---------- Supplied material

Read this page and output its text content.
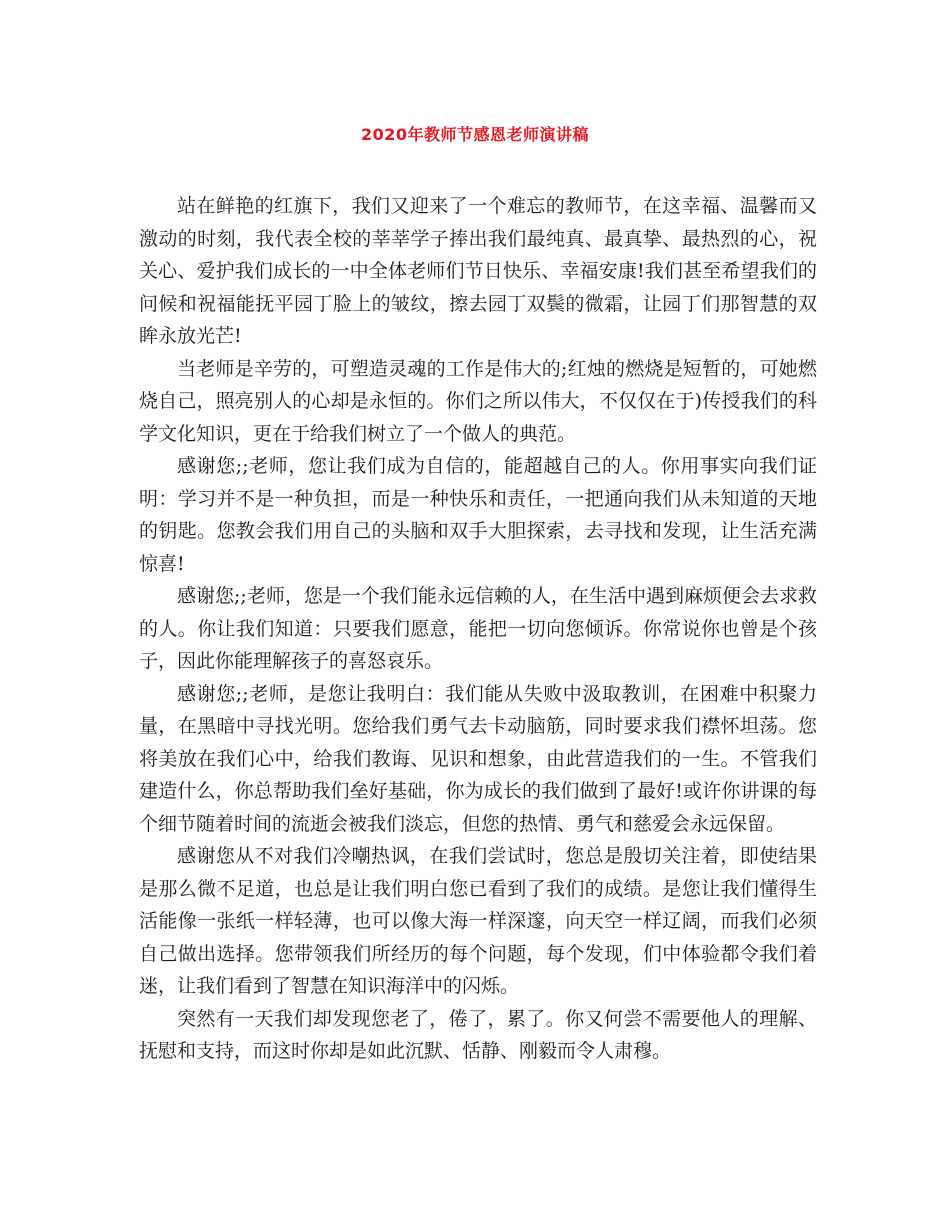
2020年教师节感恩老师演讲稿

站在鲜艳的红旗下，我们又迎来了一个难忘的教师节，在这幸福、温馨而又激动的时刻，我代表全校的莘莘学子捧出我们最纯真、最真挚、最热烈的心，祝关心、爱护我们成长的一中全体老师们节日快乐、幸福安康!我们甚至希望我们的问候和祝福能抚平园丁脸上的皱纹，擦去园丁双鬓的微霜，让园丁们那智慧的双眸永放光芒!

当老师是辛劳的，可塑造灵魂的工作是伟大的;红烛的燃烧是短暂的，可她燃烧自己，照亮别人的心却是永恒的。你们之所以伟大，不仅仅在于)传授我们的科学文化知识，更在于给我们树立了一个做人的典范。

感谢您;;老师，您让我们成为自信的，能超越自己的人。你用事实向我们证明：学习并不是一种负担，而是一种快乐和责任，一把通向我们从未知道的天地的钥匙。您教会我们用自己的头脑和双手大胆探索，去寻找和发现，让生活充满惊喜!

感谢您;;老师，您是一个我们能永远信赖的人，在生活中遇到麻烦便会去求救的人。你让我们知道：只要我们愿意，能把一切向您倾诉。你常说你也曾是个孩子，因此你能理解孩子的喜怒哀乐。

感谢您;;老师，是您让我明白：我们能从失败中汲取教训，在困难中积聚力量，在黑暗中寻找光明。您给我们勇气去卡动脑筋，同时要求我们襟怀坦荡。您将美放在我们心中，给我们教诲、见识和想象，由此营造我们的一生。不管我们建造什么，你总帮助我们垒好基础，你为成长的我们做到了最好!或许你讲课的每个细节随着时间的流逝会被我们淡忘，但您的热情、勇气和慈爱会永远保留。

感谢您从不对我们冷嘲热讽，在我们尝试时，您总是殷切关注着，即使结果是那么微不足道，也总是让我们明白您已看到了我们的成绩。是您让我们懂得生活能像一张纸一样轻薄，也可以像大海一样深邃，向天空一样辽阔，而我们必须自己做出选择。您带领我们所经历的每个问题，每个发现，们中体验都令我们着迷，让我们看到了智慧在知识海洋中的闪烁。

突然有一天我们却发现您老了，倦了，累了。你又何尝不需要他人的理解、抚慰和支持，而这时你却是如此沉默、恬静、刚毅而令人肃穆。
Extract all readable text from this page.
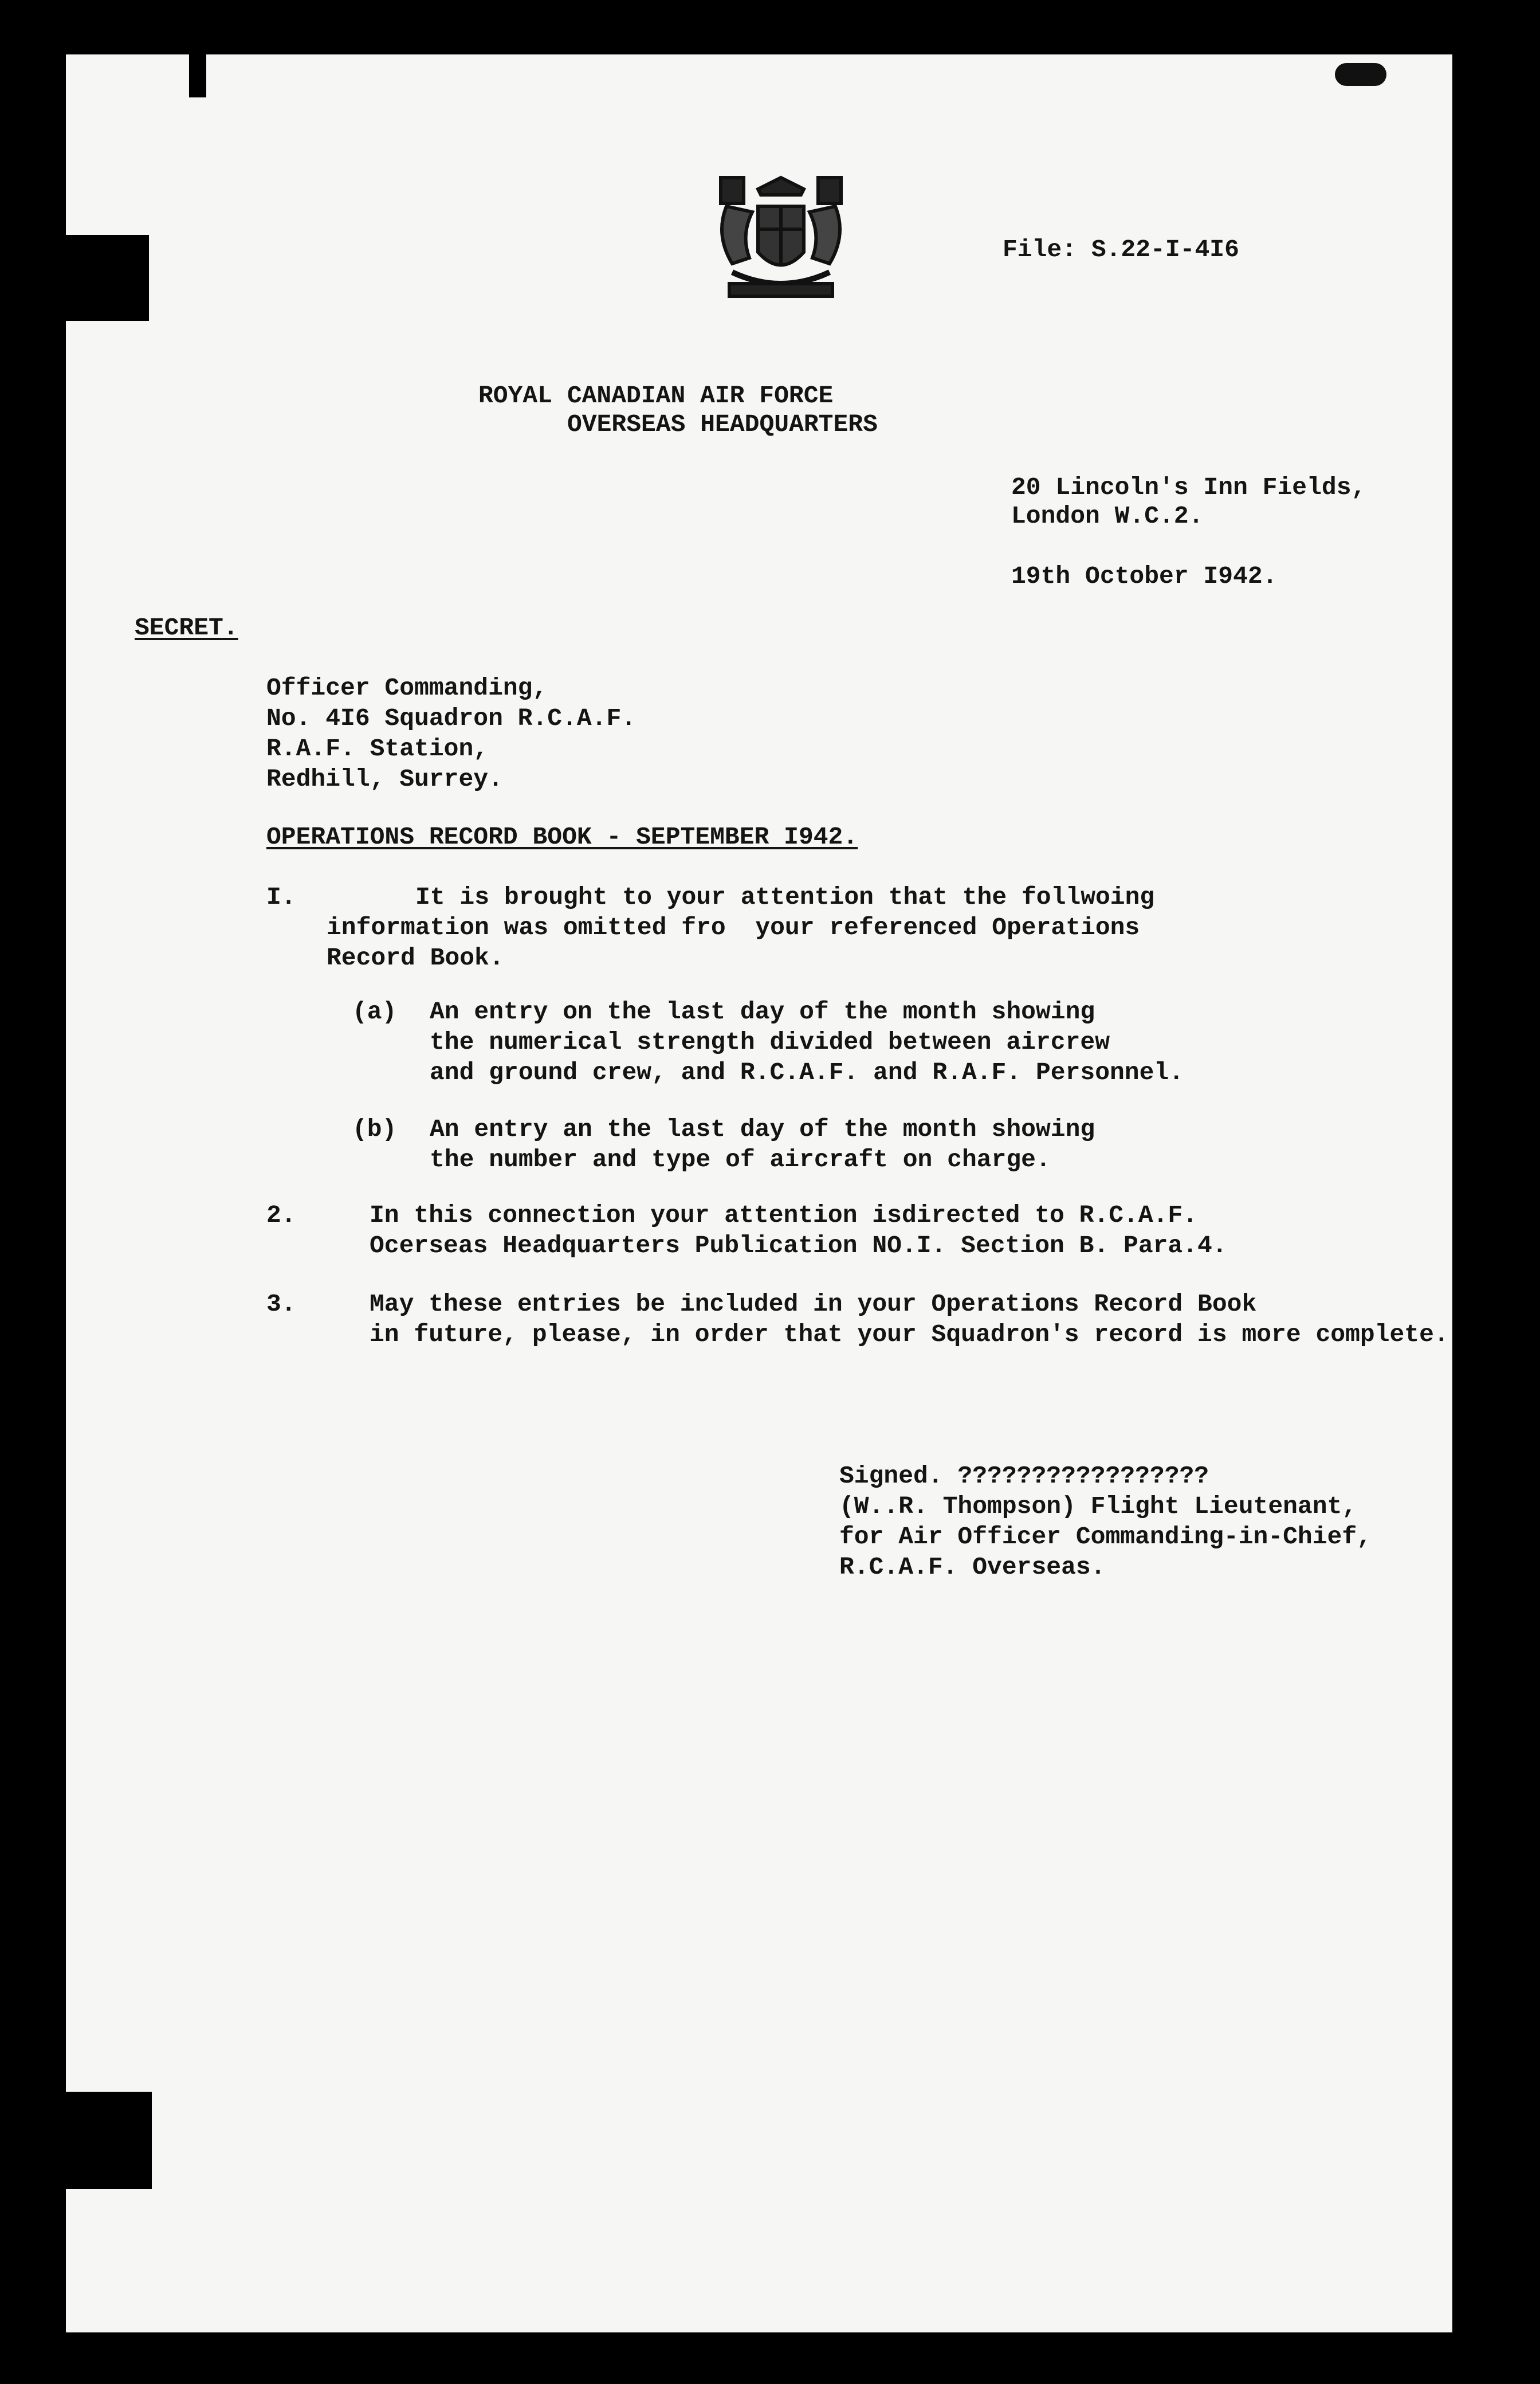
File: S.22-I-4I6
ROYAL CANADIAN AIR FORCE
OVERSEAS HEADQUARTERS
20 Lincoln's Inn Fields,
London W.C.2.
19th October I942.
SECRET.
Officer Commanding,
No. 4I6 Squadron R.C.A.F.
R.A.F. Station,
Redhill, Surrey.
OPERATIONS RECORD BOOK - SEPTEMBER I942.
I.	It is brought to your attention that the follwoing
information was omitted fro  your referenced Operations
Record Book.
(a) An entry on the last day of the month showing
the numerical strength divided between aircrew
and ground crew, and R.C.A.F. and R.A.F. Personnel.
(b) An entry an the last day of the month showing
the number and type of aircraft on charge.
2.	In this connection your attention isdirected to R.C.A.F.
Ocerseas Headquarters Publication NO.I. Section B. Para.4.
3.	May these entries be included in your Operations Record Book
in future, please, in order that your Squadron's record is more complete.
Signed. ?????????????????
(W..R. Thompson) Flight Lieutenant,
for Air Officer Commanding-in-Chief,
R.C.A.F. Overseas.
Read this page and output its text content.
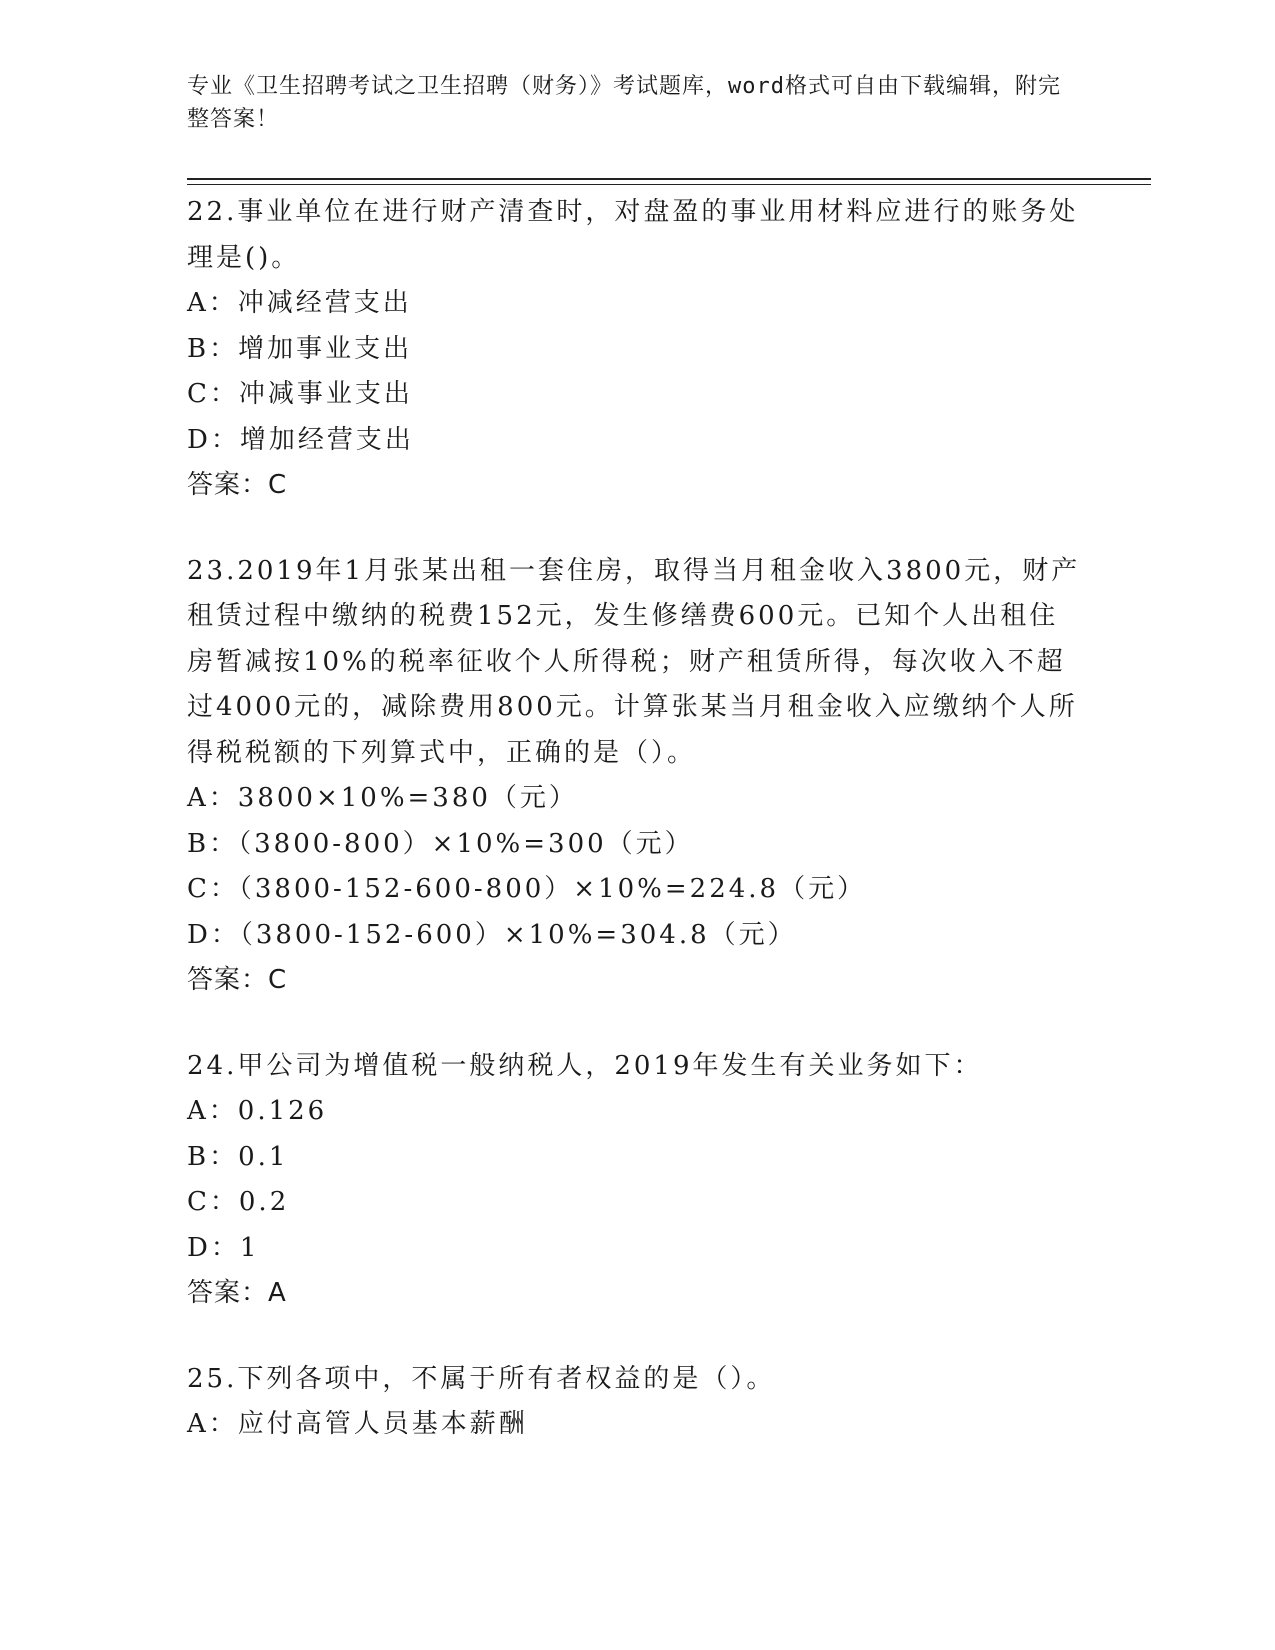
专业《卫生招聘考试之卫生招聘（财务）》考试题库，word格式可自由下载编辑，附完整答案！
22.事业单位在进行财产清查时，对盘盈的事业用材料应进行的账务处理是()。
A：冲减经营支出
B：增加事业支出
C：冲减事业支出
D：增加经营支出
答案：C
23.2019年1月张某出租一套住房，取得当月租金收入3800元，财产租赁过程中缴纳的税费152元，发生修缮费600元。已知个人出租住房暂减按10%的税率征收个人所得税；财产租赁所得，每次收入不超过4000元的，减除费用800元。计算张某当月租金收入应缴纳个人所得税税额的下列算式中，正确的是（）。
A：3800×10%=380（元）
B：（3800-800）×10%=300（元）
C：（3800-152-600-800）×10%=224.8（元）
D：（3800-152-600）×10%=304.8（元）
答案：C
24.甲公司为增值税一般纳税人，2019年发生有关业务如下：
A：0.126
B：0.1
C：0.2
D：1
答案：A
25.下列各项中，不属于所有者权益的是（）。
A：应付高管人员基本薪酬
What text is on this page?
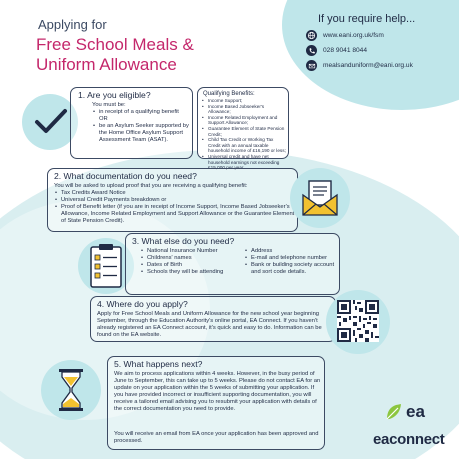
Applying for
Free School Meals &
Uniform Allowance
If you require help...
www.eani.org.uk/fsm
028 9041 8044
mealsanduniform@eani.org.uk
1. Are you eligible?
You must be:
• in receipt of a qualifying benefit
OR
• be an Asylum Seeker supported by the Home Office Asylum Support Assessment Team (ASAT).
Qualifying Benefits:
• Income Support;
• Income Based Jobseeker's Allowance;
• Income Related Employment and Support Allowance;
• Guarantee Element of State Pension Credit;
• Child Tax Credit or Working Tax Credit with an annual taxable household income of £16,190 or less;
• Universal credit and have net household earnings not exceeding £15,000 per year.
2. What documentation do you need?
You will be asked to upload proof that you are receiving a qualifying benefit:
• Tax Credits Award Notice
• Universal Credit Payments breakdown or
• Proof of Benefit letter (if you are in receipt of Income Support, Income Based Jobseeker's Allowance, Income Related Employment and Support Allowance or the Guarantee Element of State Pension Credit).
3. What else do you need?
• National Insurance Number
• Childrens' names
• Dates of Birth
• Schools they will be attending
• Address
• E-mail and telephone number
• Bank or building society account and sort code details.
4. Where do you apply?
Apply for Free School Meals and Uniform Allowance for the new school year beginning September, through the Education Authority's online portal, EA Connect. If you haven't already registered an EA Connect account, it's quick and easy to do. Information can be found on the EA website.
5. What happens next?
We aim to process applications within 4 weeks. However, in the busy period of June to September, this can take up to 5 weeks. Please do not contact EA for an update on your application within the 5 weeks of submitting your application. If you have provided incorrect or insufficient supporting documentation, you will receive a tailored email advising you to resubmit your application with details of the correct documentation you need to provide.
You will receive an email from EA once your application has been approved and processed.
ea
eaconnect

--------------------

◆ **What the exercise asks**
Copy every line of the listing that includes the string "Jobseeker".

◆ **Answer to this task**
• Income Based Jobseeker's Allowance;
• Proof of Benefit letter (if you are in receipt of Income Support, Income Based Jobseeker's Allowance, Income Related Employment and Support Allowance or the Guarantee Element of State Pension Credit).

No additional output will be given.